The exercise: Return only these lines: the one that contains "Output a JSON" and every line after it through the end of the listing, exactly, without pictures.

[Structured figure records]
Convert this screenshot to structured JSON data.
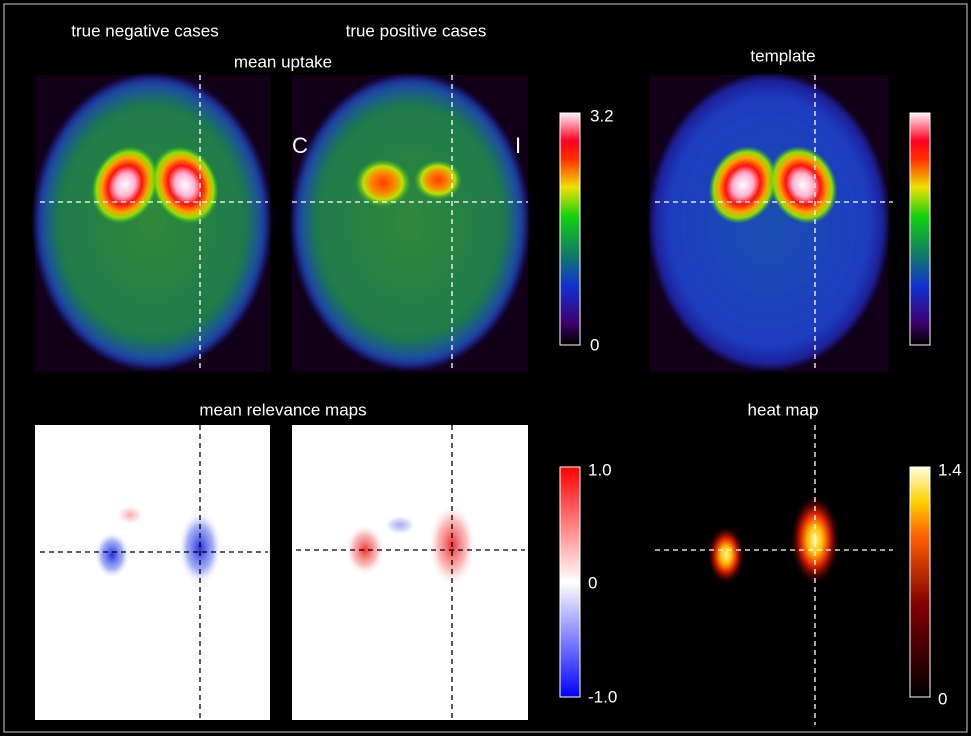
{
  "top_row": {
    "title_left": "true negative cases",
    "title_middle": "true positive cases",
    "subtitle": "mean uptake",
    "title_right": "template",
    "side_left": "C",
    "side_right": "I",
    "colorbar": {
      "max": "3.2",
      "min": "0"
    }
  },
  "bottom_row": {
    "title": "mean relevance maps",
    "title_right": "heat map",
    "relevance_colorbar": {
      "max": "1.0",
      "mid": "0",
      "min": "-1.0"
    },
    "heat_colorbar": {
      "max": "1.4",
      "min": "0"
    }
  }
}
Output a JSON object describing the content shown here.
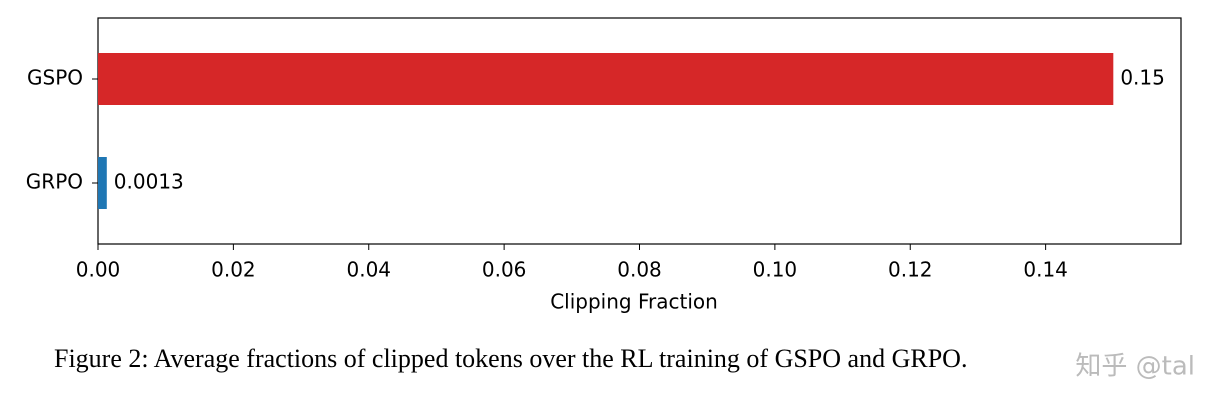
{
  "chart_data": {
    "type": "bar",
    "orientation": "horizontal",
    "categories": [
      "GSPO",
      "GRPO"
    ],
    "values": [
      0.15,
      0.0013
    ],
    "colors": [
      "#d62728",
      "#1f77b4"
    ],
    "xlabel": "Clipping Fraction",
    "xlim": [
      0,
      0.16
    ],
    "xticks": [
      {
        "value": 0,
        "label": "0.00"
      },
      {
        "value": 0.02,
        "label": "0.02"
      },
      {
        "value": 0.04,
        "label": "0.04"
      },
      {
        "value": 0.06,
        "label": "0.06"
      },
      {
        "value": 0.08,
        "label": "0.08"
      },
      {
        "value": 0.1,
        "label": "0.10"
      },
      {
        "value": 0.12,
        "label": "0.12"
      },
      {
        "value": 0.14,
        "label": "0.14"
      }
    ],
    "grid": false
  },
  "caption": "Figure 2: Average fractions of clipped tokens over the RL training of GSPO and GRPO.",
  "watermark": "知乎 @tal"
}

Answer for this exercise:
Output a JSON object describing the content shown here.
{
  "chart_data": {
    "type": "bar",
    "orientation": "horizontal",
    "categories": [
      "GSPO",
      "GRPO"
    ],
    "values": [
      0.15,
      0.0013
    ],
    "colors": [
      "#d62728",
      "#1f77b4"
    ],
    "xlabel": "Clipping Fraction",
    "xlim": [
      0,
      0.16
    ],
    "xticks": [
      {
        "value": 0,
        "label": "0.00"
      },
      {
        "value": 0.02,
        "label": "0.02"
      },
      {
        "value": 0.04,
        "label": "0.04"
      },
      {
        "value": 0.06,
        "label": "0.06"
      },
      {
        "value": 0.08,
        "label": "0.08"
      },
      {
        "value": 0.1,
        "label": "0.10"
      },
      {
        "value": 0.12,
        "label": "0.12"
      },
      {
        "value": 0.14,
        "label": "0.14"
      }
    ],
    "grid": false
  },
  "caption": "Figure 2: Average fractions of clipped tokens over the RL training of GSPO and GRPO.",
  "watermark": "知乎 @tal"
}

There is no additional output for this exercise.